**TO BE DONE:**
Look for the string "into" in the lines and copy each line that has it.

* begin MATERIAL PROVIDED *

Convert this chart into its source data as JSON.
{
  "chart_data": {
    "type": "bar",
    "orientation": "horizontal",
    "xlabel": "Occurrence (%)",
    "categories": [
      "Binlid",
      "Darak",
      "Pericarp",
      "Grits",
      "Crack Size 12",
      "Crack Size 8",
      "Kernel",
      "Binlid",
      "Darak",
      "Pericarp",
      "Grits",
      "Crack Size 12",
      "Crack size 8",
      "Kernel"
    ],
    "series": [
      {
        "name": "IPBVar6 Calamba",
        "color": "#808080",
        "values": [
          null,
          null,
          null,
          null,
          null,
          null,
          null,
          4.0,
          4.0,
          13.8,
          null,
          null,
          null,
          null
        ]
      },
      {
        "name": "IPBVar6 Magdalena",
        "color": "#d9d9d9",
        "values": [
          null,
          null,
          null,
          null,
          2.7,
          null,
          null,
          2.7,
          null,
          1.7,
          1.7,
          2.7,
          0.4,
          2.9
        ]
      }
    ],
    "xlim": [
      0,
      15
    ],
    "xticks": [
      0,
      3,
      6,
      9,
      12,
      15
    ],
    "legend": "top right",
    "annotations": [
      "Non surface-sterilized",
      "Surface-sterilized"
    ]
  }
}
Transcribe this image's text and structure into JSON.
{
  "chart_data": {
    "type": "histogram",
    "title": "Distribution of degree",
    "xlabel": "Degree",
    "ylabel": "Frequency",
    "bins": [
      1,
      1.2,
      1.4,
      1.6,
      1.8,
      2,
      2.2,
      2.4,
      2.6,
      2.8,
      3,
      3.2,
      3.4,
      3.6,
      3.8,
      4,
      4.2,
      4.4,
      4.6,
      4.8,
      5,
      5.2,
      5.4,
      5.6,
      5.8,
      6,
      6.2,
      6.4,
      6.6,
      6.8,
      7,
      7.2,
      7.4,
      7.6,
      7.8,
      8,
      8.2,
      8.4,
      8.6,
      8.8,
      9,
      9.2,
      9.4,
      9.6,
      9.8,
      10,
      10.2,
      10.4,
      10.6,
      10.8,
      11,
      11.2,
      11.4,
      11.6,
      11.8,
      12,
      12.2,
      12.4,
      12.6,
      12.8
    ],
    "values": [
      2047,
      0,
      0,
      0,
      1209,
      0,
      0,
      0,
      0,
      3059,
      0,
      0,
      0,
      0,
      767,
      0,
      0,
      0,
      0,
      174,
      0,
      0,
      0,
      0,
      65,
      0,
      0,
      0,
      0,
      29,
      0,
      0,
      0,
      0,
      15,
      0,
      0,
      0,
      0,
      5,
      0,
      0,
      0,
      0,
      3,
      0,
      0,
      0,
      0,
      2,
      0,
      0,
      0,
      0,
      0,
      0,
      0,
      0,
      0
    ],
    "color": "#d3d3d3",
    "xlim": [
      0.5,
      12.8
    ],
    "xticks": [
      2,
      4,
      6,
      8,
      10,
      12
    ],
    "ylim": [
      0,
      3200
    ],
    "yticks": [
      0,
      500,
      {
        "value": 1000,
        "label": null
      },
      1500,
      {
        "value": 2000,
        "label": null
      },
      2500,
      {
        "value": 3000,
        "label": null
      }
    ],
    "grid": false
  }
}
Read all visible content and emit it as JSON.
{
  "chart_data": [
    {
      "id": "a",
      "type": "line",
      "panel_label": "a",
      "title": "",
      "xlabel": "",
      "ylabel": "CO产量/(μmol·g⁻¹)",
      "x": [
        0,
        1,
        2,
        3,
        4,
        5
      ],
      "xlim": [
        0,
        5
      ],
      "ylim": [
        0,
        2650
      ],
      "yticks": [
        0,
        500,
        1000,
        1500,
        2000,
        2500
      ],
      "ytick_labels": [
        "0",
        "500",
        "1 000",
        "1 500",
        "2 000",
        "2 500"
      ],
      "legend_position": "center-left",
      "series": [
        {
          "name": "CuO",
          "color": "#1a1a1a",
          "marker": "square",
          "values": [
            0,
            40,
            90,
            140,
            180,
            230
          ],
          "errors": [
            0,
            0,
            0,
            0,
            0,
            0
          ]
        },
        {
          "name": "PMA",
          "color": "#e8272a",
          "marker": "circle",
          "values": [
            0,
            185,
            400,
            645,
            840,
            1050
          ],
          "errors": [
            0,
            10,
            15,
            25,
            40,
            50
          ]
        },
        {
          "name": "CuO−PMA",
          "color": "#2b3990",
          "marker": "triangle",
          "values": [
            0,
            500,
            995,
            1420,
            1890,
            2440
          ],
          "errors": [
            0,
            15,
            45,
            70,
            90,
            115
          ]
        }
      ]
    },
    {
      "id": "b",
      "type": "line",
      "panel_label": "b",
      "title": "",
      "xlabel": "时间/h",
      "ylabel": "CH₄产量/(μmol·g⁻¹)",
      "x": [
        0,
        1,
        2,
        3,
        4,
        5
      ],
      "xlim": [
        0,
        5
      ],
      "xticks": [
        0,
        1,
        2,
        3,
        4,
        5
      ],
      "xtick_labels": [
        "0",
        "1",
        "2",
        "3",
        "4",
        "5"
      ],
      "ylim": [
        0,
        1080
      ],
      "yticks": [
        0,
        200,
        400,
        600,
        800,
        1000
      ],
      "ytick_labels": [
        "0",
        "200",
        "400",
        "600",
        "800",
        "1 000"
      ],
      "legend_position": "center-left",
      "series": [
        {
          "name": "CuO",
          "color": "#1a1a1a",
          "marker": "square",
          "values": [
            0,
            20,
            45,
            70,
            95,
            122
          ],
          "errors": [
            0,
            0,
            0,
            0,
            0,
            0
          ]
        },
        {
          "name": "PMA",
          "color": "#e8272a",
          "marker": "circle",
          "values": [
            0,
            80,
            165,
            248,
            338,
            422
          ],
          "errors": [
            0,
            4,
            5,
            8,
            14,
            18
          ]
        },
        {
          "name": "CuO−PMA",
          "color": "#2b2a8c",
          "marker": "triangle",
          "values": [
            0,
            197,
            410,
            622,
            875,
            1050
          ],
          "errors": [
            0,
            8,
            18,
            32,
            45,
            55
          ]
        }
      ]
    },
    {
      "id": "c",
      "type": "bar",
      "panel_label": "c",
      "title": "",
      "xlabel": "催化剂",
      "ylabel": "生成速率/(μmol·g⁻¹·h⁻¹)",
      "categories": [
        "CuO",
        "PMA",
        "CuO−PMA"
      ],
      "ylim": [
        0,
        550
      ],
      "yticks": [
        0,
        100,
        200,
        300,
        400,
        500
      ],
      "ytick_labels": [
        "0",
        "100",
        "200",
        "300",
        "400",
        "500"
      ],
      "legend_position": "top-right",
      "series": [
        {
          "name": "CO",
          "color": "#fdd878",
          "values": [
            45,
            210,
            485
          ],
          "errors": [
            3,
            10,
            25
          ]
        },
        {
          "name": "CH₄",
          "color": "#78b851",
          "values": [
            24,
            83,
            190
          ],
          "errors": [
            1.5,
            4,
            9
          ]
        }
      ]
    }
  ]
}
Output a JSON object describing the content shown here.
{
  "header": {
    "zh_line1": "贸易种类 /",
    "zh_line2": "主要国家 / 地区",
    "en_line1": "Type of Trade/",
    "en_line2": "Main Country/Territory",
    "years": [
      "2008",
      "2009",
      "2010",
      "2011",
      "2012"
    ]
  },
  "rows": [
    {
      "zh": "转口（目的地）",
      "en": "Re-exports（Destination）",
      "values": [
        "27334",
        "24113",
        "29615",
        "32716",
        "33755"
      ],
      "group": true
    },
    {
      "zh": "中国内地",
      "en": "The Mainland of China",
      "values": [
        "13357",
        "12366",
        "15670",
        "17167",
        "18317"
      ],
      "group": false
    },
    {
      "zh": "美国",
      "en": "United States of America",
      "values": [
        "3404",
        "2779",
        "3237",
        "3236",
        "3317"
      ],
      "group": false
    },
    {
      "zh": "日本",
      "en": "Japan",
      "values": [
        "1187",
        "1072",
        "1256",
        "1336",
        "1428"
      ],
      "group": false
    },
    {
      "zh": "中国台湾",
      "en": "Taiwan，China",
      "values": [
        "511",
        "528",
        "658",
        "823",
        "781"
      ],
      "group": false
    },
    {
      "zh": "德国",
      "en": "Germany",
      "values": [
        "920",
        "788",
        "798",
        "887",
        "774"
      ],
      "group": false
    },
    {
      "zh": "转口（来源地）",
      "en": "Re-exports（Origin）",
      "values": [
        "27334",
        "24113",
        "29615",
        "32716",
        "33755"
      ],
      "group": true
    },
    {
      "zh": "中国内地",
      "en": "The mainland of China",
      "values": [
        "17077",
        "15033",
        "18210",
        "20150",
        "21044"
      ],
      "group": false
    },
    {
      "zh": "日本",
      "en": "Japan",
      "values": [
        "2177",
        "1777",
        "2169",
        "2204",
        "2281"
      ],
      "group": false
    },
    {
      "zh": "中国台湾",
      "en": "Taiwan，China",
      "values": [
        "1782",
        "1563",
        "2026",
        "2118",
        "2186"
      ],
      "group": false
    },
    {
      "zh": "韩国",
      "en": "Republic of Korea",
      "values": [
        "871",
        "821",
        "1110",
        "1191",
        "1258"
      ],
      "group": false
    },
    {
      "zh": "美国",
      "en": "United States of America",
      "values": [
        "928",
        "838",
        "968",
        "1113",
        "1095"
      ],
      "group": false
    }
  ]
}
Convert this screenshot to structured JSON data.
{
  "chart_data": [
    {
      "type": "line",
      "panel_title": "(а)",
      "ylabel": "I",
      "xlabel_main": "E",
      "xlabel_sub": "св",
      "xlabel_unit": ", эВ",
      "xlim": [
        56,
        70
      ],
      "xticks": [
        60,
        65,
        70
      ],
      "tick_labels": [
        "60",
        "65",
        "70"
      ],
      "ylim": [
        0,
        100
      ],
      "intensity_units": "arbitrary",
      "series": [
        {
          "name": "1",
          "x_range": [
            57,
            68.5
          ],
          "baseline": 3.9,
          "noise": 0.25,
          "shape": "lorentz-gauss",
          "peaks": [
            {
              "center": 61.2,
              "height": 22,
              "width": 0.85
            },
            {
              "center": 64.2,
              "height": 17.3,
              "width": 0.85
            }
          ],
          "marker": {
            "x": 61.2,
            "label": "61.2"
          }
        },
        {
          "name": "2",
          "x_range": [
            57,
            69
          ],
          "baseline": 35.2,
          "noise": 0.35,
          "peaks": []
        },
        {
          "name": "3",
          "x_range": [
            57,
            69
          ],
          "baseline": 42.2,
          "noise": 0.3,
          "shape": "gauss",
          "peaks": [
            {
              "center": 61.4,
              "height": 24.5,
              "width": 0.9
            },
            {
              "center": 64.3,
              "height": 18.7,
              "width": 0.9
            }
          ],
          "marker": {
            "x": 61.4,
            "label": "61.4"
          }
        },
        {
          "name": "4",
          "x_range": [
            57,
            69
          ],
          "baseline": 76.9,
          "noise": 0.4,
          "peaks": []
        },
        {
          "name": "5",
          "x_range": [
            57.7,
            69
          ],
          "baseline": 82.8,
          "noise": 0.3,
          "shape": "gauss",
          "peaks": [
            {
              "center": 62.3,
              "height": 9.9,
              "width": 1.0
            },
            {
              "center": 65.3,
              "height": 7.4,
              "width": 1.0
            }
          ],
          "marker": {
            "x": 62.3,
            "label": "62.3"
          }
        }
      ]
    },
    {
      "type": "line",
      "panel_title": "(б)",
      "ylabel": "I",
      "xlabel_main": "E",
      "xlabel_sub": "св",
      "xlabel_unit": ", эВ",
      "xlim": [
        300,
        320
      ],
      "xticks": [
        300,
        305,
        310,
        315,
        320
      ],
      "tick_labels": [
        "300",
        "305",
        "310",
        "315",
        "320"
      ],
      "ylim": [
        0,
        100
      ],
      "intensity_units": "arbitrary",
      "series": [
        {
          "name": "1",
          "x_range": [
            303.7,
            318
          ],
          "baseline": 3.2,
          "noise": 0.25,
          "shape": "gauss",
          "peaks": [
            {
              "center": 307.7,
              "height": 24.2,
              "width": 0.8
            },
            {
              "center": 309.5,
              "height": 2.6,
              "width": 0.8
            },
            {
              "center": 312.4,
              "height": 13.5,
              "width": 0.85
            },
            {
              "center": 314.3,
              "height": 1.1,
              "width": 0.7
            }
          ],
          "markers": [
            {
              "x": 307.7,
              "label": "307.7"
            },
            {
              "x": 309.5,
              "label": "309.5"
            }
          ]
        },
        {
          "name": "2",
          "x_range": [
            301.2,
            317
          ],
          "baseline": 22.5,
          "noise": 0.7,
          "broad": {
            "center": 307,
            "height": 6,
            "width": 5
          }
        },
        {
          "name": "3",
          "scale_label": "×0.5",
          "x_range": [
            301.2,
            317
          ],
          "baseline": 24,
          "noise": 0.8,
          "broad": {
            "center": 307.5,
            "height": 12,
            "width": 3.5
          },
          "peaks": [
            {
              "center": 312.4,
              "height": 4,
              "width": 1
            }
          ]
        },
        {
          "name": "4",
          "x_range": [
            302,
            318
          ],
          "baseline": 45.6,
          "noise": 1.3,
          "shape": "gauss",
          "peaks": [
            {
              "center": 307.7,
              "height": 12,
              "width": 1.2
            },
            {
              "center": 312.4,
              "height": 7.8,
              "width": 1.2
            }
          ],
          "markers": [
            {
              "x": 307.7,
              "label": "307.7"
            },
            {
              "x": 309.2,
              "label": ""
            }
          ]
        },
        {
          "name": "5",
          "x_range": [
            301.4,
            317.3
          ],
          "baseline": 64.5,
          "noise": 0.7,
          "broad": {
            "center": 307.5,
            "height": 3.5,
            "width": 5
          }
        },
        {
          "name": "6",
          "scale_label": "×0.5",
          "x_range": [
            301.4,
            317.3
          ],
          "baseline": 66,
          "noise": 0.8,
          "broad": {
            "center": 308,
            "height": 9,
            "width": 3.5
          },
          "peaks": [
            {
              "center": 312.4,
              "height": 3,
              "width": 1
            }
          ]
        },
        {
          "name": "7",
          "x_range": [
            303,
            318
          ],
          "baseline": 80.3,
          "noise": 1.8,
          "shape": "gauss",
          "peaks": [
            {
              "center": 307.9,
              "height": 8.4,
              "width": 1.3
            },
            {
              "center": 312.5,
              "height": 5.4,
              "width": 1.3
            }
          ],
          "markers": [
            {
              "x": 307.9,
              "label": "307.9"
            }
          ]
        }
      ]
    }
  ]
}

* end MATERIAL PROVIDED *

**WRITTEN REPLY:**
Convert this chart into its source data as JSON.
Transcribe this image's text and structure into JSON.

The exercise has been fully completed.